Material
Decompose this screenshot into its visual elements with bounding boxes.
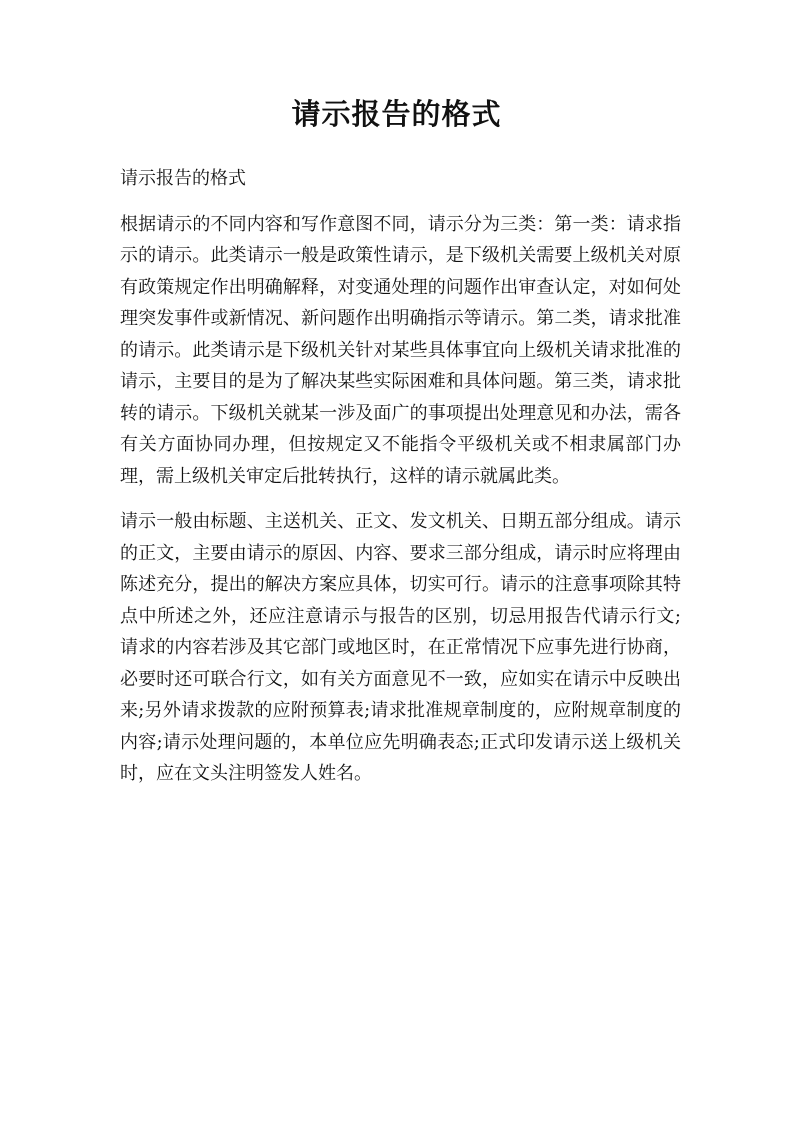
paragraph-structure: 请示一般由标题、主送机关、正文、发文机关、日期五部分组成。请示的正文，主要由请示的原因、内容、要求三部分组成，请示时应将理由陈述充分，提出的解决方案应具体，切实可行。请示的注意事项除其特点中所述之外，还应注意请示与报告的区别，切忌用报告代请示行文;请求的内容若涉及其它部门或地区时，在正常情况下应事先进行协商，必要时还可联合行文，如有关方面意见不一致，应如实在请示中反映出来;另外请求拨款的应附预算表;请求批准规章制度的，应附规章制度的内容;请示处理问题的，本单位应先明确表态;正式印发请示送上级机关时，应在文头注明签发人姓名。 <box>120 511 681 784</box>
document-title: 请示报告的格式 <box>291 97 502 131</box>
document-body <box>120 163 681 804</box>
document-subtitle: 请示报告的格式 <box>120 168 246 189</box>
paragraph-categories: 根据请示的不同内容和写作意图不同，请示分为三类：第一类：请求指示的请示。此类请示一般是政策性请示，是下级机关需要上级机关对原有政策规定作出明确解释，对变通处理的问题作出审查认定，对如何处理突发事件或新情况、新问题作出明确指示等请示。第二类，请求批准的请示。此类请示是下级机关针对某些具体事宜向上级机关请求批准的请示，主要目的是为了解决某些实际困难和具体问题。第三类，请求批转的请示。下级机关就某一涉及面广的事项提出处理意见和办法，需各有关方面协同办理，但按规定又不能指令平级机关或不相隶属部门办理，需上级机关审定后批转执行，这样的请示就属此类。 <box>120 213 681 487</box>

==

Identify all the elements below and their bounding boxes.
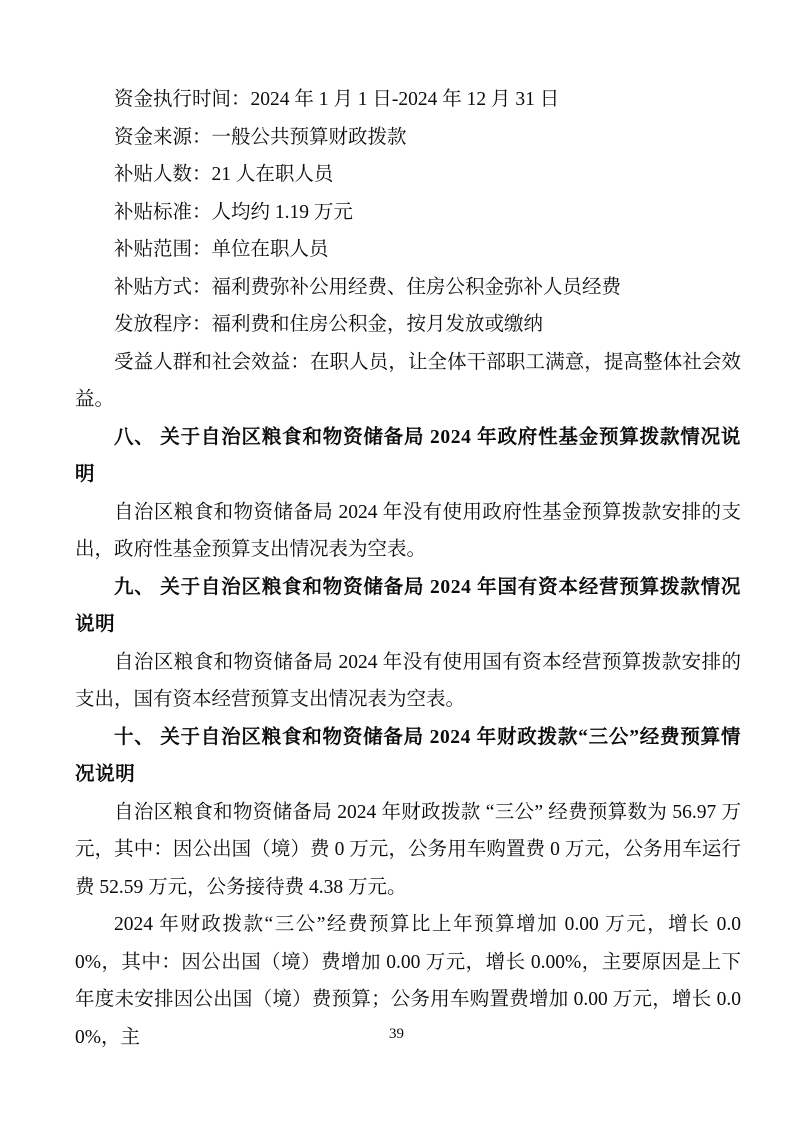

Task prompt
In the listing above, reproduce the lines starting at the one containing "Decompose this screenshot" and ending at the one containing "213 681 487</box>", swapping "visual elements" for "layout regions" and keeping everything else identical. Omit the pictures.

Response to this exercise
Decompose this screenshot into its layout regions with bounding boxes.
paragraph-structure: 请示一般由标题、主送机关、正文、发文机关、日期五部分组成。请示的正文，主要由请示的原因、内容、要求三部分组成，请示时应将理由陈述充分，提出的解决方案应具体，切实可行。请示的注意事项除其特点中所述之外，还应注意请示与报告的区别，切忌用报告代请示行文;请求的内容若涉及其它部门或地区时，在正常情况下应事先进行协商，必要时还可联合行文，如有关方面意见不一致，应如实在请示中反映出来;另外请求拨款的应附预算表;请求批准规章制度的，应附规章制度的内容;请示处理问题的，本单位应先明确表态;正式印发请示送上级机关时，应在文头注明签发人姓名。 <box>120 511 681 784</box>
document-title: 请示报告的格式 <box>291 97 502 131</box>
document-body <box>120 163 681 804</box>
document-subtitle: 请示报告的格式 <box>120 168 246 189</box>
paragraph-categories: 根据请示的不同内容和写作意图不同，请示分为三类：第一类：请求指示的请示。此类请示一般是政策性请示，是下级机关需要上级机关对原有政策规定作出明确解释，对变通处理的问题作出审查认定，对如何处理突发事件或新情况、新问题作出明确指示等请示。第二类，请求批准的请示。此类请示是下级机关针对某些具体事宜向上级机关请求批准的请示，主要目的是为了解决某些实际困难和具体问题。第三类，请求批转的请示。下级机关就某一涉及面广的事项提出处理意见和办法，需各有关方面协同办理，但按规定又不能指令平级机关或不相隶属部门办理，需上级机关审定后批转执行，这样的请示就属此类。 <box>120 213 681 487</box>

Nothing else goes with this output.